SUPPLIED PASSAGE:
──────

I'm looking to take back my 600W inverter to the shop I bought it from a couple of weeks ago.

It works ok (in so much as modified sine ones can) but while the lights and the laptop work on on it, the LCD TV doesn't care much for it. The TV works but makes a loud mechanical 100Hz buzzing from it's power unit. On mains it works silently.

Then today I tried out the plug-in kWh meter I bought at another car boot sale last week. It too made a loud buzzing noise and gave some weird results on its meter. With no load plugged in it was saying that there was a 3W load (or 25VA) at 120mA and the power factor was 0.00 instead of 1.00. It also said that the mains frequency was "DC"! Plugged into the house mains it read normal (no current, no power, 1.00 PF, 50Hz).

Worst was the burning smell it made! Taking it apart I found a badly designed power supply to get from 230VAC to about 17VDC to run the electronics. It had a 100R 3W power resistor in series with a u68 cap on the live rail going into a couple of diodes and then some more resistors. On the mains, the cap limited the 50Hz power that could pass through the rectifiers and the resistor sat at 40 degrees C. On the modified sine supply the squarish wave HF harmonics went straight through the cap and started to fry the resistor - I measured 180C before the insulation on the thermocouple started to melt!

──────

DATA LISTING:
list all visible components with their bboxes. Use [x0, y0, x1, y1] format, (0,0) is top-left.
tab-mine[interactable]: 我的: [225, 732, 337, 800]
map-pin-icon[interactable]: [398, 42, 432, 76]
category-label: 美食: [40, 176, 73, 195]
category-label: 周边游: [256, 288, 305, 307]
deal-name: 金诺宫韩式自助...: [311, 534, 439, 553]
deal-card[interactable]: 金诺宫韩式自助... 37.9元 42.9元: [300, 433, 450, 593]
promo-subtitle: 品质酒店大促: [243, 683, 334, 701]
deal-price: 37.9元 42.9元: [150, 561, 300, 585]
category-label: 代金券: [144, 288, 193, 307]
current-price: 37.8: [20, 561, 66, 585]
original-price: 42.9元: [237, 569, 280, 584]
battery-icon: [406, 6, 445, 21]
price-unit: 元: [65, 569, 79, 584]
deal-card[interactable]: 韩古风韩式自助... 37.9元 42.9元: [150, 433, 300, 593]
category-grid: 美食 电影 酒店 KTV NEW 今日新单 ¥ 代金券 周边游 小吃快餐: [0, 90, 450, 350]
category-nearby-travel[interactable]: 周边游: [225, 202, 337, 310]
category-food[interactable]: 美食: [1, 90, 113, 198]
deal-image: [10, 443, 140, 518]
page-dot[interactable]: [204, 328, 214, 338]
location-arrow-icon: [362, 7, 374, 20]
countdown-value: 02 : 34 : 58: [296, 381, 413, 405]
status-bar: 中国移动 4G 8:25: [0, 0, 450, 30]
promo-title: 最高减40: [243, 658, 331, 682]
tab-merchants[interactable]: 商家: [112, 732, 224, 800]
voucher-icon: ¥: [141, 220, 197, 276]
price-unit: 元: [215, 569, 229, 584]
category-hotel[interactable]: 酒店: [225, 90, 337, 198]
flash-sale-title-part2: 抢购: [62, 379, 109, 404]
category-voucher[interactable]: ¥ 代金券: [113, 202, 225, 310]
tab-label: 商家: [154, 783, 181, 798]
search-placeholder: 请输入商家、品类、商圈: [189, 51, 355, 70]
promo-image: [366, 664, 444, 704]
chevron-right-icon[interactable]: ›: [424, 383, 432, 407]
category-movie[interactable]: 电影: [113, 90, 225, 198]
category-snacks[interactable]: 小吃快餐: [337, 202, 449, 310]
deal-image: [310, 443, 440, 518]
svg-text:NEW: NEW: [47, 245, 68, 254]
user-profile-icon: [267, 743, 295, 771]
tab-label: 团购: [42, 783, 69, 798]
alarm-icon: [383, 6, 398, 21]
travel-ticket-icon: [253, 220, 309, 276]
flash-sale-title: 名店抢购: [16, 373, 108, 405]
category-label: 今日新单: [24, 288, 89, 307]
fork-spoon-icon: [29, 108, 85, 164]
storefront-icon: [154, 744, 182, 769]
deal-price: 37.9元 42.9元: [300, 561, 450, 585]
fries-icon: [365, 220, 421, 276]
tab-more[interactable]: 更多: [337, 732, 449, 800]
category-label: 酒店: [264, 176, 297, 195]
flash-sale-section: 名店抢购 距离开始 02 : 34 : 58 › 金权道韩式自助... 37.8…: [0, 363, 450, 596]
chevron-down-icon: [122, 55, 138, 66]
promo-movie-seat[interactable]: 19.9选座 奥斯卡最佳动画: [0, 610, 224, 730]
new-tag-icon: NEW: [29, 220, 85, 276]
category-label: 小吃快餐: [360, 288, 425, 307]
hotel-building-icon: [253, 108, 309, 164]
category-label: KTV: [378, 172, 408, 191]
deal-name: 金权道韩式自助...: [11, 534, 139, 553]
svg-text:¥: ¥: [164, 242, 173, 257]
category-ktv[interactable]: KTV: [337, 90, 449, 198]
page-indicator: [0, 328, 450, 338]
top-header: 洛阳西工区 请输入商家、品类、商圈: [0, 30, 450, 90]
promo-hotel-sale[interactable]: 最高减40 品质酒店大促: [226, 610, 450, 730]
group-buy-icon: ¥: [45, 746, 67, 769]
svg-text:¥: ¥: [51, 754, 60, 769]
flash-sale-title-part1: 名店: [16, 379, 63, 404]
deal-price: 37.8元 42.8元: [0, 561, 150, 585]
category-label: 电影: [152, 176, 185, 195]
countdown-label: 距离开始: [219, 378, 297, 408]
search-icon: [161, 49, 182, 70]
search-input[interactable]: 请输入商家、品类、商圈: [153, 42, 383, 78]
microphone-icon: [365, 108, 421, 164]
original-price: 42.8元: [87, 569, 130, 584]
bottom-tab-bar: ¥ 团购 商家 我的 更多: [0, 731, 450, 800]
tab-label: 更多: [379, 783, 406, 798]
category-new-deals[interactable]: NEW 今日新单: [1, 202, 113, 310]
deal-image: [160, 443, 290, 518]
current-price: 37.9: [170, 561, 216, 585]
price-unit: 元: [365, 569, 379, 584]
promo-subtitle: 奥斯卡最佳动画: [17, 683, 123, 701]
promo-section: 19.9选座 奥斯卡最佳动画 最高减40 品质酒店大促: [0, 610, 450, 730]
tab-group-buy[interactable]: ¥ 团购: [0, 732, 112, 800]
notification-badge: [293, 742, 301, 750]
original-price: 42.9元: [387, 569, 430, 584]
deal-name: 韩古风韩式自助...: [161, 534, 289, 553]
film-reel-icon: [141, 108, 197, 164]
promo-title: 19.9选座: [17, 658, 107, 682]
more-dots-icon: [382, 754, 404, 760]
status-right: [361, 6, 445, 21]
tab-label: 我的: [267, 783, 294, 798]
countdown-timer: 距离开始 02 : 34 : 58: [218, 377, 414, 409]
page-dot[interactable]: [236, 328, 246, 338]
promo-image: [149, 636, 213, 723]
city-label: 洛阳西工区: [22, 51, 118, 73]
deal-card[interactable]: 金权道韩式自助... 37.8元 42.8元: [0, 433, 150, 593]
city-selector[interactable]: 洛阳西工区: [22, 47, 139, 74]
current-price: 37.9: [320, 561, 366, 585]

──────

REQUEST:
Reproduce word for word the passage of the inverter post above that begins at the words "It works ok" and stops after "1.00 PF, 50Hz).".

SOLUTION TO THE PROBLEM:
It works ok (in so much as modified sine ones can) but while the lights and the laptop work on on it, the LCD TV doesn't care much for it. The TV works but makes a loud mechanical 100Hz buzzing from it's power unit. On mains it works silently.

Then today I tried out the plug-in kWh meter I bought at another car boot sale last week. It too made a loud buzzing noise and gave some weird results on its meter. With no load plugged in it was saying that there was a 3W load (or 25VA) at 120mA and the power factor was 0.00 instead of 1.00. It also said that the mains frequency was "DC"! Plugged into the house mains it read normal (no current, no power, 1.00 PF, 50Hz).